## Supplied records
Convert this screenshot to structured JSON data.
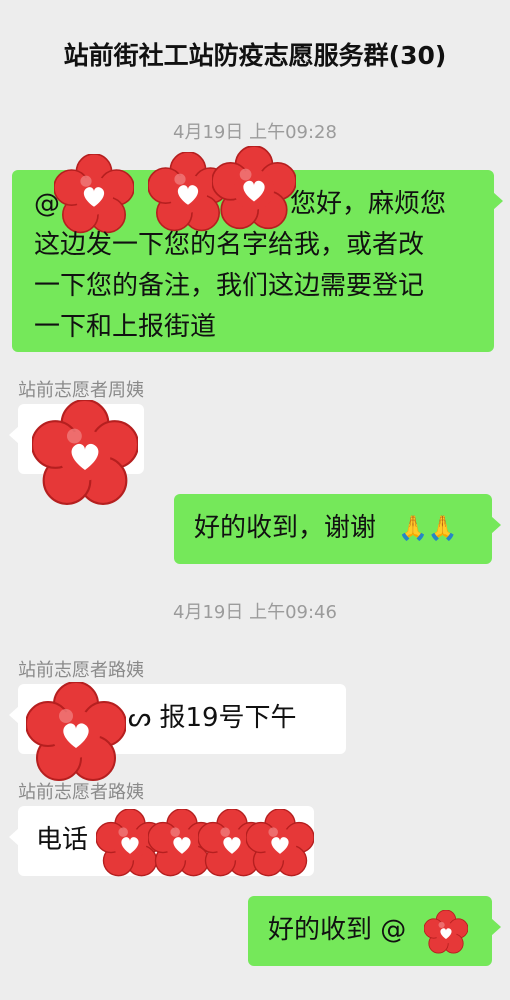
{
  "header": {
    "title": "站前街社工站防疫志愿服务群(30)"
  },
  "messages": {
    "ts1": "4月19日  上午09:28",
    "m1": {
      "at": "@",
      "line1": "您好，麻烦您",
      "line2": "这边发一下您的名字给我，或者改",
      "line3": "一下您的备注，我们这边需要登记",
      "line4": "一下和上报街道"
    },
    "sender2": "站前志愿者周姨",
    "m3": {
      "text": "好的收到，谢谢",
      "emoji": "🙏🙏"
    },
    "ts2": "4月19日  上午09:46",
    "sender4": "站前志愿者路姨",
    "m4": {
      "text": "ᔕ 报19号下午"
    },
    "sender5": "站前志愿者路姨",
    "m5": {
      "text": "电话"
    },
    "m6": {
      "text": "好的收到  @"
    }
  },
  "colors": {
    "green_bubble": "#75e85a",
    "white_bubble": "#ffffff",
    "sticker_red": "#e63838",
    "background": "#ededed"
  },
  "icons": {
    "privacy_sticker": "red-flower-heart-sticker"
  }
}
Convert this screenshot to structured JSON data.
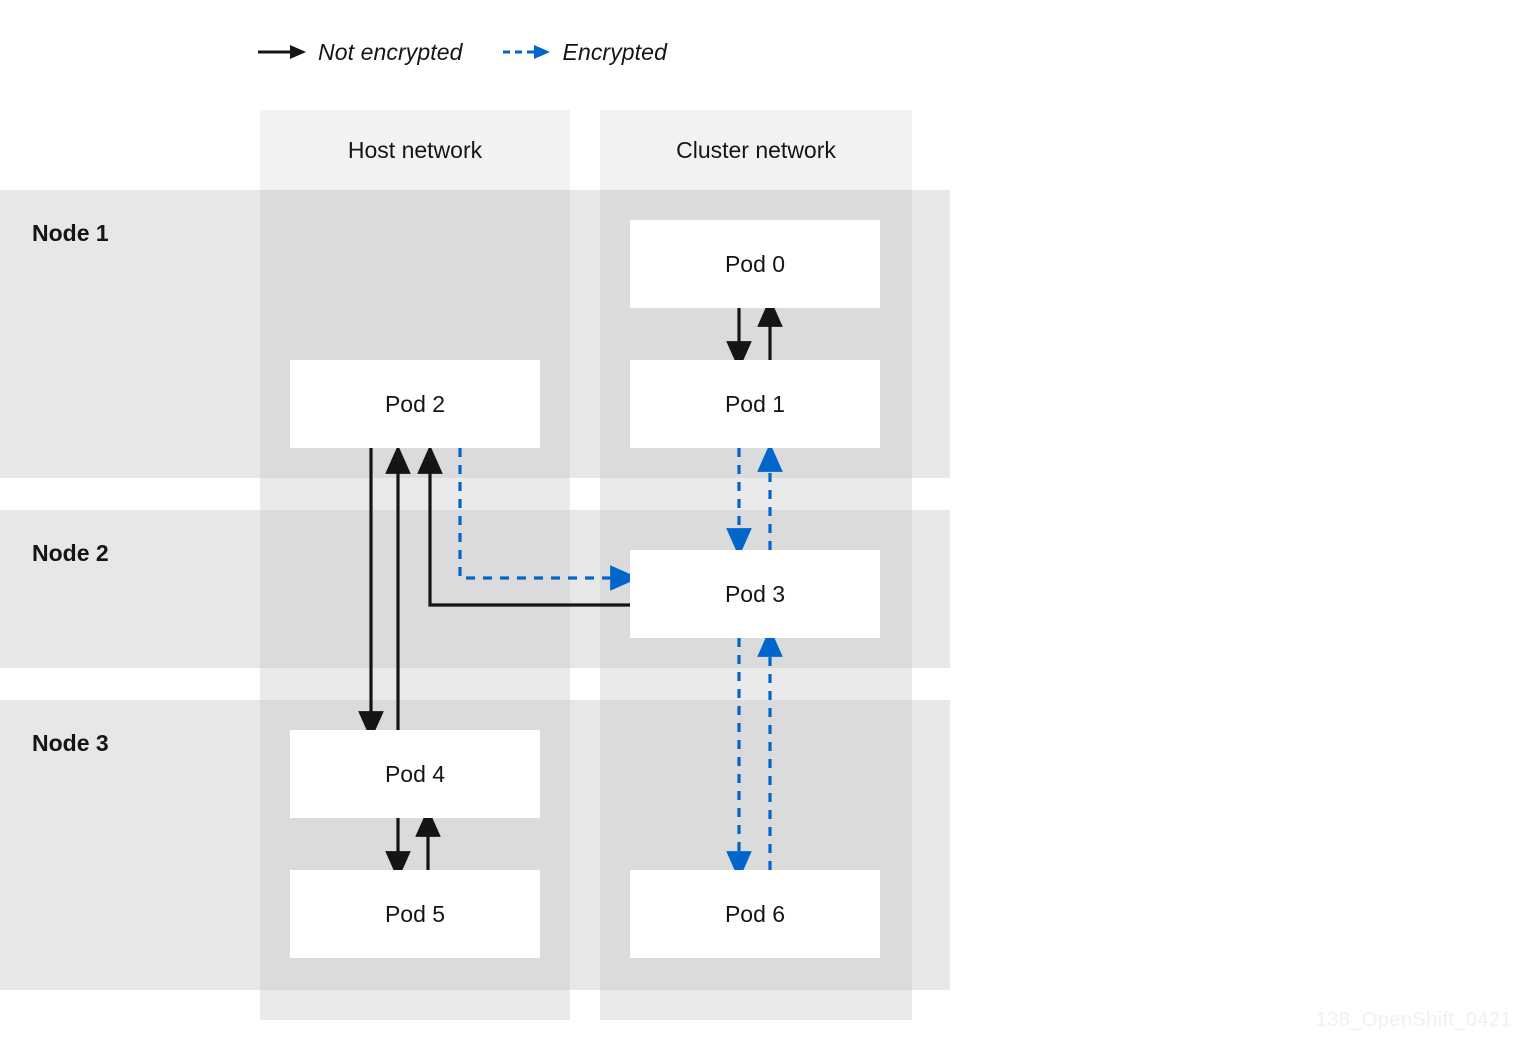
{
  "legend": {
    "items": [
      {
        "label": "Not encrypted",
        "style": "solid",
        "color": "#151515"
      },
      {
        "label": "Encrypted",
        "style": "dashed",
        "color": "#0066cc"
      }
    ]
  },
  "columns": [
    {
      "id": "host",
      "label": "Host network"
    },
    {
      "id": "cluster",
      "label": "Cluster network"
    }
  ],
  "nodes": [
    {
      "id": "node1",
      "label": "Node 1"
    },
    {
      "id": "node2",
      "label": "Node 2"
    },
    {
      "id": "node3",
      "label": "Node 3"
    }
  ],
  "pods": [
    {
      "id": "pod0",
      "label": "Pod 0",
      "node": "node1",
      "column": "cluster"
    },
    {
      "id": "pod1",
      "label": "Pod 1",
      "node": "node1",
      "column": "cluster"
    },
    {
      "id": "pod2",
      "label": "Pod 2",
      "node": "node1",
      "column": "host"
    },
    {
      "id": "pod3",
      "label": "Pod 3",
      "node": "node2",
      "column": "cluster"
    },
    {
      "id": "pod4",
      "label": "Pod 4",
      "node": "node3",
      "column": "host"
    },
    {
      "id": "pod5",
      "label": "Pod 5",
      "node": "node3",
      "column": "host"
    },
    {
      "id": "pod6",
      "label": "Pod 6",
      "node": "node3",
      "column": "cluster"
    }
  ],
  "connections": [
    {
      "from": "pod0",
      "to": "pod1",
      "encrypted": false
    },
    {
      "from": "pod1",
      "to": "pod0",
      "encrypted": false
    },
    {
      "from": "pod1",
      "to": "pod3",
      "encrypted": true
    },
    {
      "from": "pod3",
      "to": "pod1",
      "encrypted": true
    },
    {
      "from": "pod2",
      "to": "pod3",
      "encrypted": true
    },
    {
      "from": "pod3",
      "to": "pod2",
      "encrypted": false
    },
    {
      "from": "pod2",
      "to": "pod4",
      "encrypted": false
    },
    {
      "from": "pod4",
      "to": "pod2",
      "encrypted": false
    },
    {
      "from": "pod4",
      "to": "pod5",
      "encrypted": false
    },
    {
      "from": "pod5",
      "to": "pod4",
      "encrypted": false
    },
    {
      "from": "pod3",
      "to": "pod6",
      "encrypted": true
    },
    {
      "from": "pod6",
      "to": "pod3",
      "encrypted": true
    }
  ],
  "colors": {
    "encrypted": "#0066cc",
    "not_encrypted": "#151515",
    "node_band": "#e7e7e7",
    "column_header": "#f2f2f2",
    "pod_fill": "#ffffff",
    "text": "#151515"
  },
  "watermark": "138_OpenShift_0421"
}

## Exercise task
Count the lines that hold the string "ffffff" and state that number alone.

## Final answer
2